=== WHAT TO DO ===
All of the data is to be repeated verbatim.

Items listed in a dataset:
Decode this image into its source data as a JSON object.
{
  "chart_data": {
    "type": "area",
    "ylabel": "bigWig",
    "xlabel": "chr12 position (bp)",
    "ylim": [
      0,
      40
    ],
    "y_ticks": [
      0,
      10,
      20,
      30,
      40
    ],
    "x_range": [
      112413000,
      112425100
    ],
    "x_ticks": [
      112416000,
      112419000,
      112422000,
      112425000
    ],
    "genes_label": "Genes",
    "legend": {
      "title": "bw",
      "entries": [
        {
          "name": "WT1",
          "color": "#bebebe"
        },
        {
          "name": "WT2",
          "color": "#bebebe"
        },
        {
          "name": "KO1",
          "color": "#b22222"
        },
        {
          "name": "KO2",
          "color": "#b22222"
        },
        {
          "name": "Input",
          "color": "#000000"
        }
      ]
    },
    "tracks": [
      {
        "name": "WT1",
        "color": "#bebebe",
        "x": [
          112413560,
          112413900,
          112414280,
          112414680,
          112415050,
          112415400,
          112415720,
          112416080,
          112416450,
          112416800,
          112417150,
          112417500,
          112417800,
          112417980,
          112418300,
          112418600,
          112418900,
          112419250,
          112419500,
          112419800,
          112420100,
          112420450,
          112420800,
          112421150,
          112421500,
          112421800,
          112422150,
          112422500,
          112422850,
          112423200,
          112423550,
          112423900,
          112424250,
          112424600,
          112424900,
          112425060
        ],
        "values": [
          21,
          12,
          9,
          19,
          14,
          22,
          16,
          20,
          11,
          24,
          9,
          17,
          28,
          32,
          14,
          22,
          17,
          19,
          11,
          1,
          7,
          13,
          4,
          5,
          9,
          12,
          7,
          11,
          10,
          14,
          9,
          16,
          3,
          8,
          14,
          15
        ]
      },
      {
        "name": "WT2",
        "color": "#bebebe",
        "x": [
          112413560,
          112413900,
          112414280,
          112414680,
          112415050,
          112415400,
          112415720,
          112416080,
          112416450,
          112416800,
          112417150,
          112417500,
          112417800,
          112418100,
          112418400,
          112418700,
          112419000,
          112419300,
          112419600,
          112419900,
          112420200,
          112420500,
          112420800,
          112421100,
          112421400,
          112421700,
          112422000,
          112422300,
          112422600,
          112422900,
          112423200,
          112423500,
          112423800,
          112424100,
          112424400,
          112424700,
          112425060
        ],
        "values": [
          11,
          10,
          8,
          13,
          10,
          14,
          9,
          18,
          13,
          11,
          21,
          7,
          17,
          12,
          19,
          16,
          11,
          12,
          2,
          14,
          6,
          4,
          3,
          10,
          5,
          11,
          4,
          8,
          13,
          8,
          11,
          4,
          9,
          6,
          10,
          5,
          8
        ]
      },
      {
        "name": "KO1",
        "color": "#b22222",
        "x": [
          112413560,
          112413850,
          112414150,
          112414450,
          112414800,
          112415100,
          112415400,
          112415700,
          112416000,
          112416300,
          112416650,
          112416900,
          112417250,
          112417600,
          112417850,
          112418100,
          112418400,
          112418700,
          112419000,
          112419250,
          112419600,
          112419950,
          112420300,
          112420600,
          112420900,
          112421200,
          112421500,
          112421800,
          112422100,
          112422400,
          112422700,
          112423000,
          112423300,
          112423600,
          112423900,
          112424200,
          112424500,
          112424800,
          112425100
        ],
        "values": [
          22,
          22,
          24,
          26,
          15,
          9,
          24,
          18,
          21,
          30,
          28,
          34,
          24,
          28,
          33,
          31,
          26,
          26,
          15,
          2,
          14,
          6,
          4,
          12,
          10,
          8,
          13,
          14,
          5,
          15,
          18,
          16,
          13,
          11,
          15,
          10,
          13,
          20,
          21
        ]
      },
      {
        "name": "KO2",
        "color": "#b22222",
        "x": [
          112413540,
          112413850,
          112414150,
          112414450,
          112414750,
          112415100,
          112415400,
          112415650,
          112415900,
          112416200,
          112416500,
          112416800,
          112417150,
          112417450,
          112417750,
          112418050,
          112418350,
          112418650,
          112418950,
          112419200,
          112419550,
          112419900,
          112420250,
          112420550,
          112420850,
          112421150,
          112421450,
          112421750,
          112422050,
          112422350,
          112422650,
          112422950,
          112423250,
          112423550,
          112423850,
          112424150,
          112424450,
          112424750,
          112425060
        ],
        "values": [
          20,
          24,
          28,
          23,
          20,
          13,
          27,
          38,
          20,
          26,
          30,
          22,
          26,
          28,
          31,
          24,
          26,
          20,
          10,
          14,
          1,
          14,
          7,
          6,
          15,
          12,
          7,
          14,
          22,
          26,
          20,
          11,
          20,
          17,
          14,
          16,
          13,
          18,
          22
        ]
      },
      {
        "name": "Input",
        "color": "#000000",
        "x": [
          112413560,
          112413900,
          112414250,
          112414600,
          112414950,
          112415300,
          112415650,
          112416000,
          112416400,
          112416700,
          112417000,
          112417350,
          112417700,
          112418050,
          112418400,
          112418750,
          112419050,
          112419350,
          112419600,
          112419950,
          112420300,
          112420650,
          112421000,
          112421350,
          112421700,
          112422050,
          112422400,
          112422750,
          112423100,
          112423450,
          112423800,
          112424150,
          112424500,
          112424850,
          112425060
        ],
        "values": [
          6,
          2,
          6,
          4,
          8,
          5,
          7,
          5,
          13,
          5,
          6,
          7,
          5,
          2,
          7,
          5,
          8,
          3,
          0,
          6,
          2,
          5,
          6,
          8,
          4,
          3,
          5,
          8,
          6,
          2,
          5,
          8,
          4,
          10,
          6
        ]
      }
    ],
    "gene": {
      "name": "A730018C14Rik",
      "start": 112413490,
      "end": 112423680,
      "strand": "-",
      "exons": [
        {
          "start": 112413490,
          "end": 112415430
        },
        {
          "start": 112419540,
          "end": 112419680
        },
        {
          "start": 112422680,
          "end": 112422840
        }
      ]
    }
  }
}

=== SOLUTION TO THE PROBLEM ===
Decode this image into its source data as a JSON object.
{
  "chart_data": {
    "type": "area",
    "ylabel": "bigWig",
    "xlabel": "chr12 position (bp)",
    "ylim": [
      0,
      40
    ],
    "y_ticks": [
      0,
      10,
      20,
      30,
      40
    ],
    "x_range": [
      112413000,
      112425100
    ],
    "x_ticks": [
      112416000,
      112419000,
      112422000,
      112425000
    ],
    "genes_label": "Genes",
    "legend": {
      "title": "bw",
      "entries": [
        {
          "name": "WT1",
          "color": "#bebebe"
        },
        {
          "name": "WT2",
          "color": "#bebebe"
        },
        {
          "name": "KO1",
          "color": "#b22222"
        },
        {
          "name": "KO2",
          "color": "#b22222"
        },
        {
          "name": "Input",
          "color": "#000000"
        }
      ]
    },
    "tracks": [
      {
        "name": "WT1",
        "color": "#bebebe",
        "x": [
          112413560,
          112413900,
          112414280,
          112414680,
          112415050,
          112415400,
          112415720,
          112416080,
          112416450,
          112416800,
          112417150,
          112417500,
          112417800,
          112417980,
          112418300,
          112418600,
          112418900,
          112419250,
          112419500,
          112419800,
          112420100,
          112420450,
          112420800,
          112421150,
          112421500,
          112421800,
          112422150,
          112422500,
          112422850,
          112423200,
          112423550,
          112423900,
          112424250,
          112424600,
          112424900,
          112425060
        ],
        "values": [
          21,
          12,
          9,
          19,
          14,
          22,
          16,
          20,
          11,
          24,
          9,
          17,
          28,
          32,
          14,
          22,
          17,
          19,
          11,
          1,
          7,
          13,
          4,
          5,
          9,
          12,
          7,
          11,
          10,
          14,
          9,
          16,
          3,
          8,
          14,
          15
        ]
      },
      {
        "name": "WT2",
        "color": "#bebebe",
        "x": [
          112413560,
          112413900,
          112414280,
          112414680,
          112415050,
          112415400,
          112415720,
          112416080,
          112416450,
          112416800,
          112417150,
          112417500,
          112417800,
          112418100,
          112418400,
          112418700,
          112419000,
          112419300,
          112419600,
          112419900,
          112420200,
          112420500,
          112420800,
          112421100,
          112421400,
          112421700,
          112422000,
          112422300,
          112422600,
          112422900,
          112423200,
          112423500,
          112423800,
          112424100,
          112424400,
          112424700,
          112425060
        ],
        "values": [
          11,
          10,
          8,
          13,
          10,
          14,
          9,
          18,
          13,
          11,
          21,
          7,
          17,
          12,
          19,
          16,
          11,
          12,
          2,
          14,
          6,
          4,
          3,
          10,
          5,
          11,
          4,
          8,
          13,
          8,
          11,
          4,
          9,
          6,
          10,
          5,
          8
        ]
      },
      {
        "name": "KO1",
        "color": "#b22222",
        "x": [
          112413560,
          112413850,
          112414150,
          112414450,
          112414800,
          112415100,
          112415400,
          112415700,
          112416000,
          112416300,
          112416650,
          112416900,
          112417250,
          112417600,
          112417850,
          112418100,
          112418400,
          112418700,
          112419000,
          112419250,
          112419600,
          112419950,
          112420300,
          112420600,
          112420900,
          112421200,
          112421500,
          112421800,
          112422100,
          112422400,
          112422700,
          112423000,
          112423300,
          112423600,
          112423900,
          112424200,
          112424500,
          112424800,
          112425100
        ],
        "values": [
          22,
          22,
          24,
          26,
          15,
          9,
          24,
          18,
          21,
          30,
          28,
          34,
          24,
          28,
          33,
          31,
          26,
          26,
          15,
          2,
          14,
          6,
          4,
          12,
          10,
          8,
          13,
          14,
          5,
          15,
          18,
          16,
          13,
          11,
          15,
          10,
          13,
          20,
          21
        ]
      },
      {
        "name": "KO2",
        "color": "#b22222",
        "x": [
          112413540,
          112413850,
          112414150,
          112414450,
          112414750,
          112415100,
          112415400,
          112415650,
          112415900,
          112416200,
          112416500,
          112416800,
          112417150,
          112417450,
          112417750,
          112418050,
          112418350,
          112418650,
          112418950,
          112419200,
          112419550,
          112419900,
          112420250,
          112420550,
          112420850,
          112421150,
          112421450,
          112421750,
          112422050,
          112422350,
          112422650,
          112422950,
          112423250,
          112423550,
          112423850,
          112424150,
          112424450,
          112424750,
          112425060
        ],
        "values": [
          20,
          24,
          28,
          23,
          20,
          13,
          27,
          38,
          20,
          26,
          30,
          22,
          26,
          28,
          31,
          24,
          26,
          20,
          10,
          14,
          1,
          14,
          7,
          6,
          15,
          12,
          7,
          14,
          22,
          26,
          20,
          11,
          20,
          17,
          14,
          16,
          13,
          18,
          22
        ]
      },
      {
        "name": "Input",
        "color": "#000000",
        "x": [
          112413560,
          112413900,
          112414250,
          112414600,
          112414950,
          112415300,
          112415650,
          112416000,
          112416400,
          112416700,
          112417000,
          112417350,
          112417700,
          112418050,
          112418400,
          112418750,
          112419050,
          112419350,
          112419600,
          112419950,
          112420300,
          112420650,
          112421000,
          112421350,
          112421700,
          112422050,
          112422400,
          112422750,
          112423100,
          112423450,
          112423800,
          112424150,
          112424500,
          112424850,
          112425060
        ],
        "values": [
          6,
          2,
          6,
          4,
          8,
          5,
          7,
          5,
          13,
          5,
          6,
          7,
          5,
          2,
          7,
          5,
          8,
          3,
          0,
          6,
          2,
          5,
          6,
          8,
          4,
          3,
          5,
          8,
          6,
          2,
          5,
          8,
          4,
          10,
          6
        ]
      }
    ],
    "gene": {
      "name": "A730018C14Rik",
      "start": 112413490,
      "end": 112423680,
      "strand": "-",
      "exons": [
        {
          "start": 112413490,
          "end": 112415430
        },
        {
          "start": 112419540,
          "end": 112419680
        },
        {
          "start": 112422680,
          "end": 112422840
        }
      ]
    }
  }
}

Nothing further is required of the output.